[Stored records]
····················

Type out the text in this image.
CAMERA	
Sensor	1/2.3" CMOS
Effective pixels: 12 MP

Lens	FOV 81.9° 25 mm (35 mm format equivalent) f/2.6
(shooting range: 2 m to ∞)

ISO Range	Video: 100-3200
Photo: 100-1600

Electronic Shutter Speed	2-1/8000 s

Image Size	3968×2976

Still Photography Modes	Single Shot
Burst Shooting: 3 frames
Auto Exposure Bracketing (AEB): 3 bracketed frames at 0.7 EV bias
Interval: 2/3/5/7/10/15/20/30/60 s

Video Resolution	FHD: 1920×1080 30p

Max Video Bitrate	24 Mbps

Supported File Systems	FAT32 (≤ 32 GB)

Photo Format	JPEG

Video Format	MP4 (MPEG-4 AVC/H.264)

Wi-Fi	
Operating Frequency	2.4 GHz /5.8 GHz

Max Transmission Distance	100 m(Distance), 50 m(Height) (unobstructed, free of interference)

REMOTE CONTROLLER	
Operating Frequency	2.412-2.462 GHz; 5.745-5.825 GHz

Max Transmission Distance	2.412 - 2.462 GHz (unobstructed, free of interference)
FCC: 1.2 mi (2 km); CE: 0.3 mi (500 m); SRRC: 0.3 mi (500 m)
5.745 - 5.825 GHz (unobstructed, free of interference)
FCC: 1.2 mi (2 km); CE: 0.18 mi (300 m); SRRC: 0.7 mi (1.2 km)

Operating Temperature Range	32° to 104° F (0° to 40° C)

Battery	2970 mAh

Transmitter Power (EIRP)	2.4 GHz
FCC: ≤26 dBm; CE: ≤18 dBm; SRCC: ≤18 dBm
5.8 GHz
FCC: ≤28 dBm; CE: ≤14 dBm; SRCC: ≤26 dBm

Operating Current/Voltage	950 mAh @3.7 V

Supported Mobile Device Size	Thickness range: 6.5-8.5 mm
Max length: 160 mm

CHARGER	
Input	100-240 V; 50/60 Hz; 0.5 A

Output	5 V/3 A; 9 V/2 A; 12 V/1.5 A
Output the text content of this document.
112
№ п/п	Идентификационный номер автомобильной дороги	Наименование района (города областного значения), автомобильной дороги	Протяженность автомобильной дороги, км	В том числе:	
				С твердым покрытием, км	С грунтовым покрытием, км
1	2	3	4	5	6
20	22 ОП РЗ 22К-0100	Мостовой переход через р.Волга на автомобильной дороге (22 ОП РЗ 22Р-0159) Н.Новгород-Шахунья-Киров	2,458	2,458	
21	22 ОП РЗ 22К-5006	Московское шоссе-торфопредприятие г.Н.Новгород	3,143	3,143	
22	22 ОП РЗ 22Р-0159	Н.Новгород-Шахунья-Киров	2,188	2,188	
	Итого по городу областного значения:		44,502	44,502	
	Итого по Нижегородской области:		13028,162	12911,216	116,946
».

····················

Find all the lines containing "text" in the material, then copy them.

#### [CORRECT RESPONSE]
Type out the text in this image.
Output the text content of this document.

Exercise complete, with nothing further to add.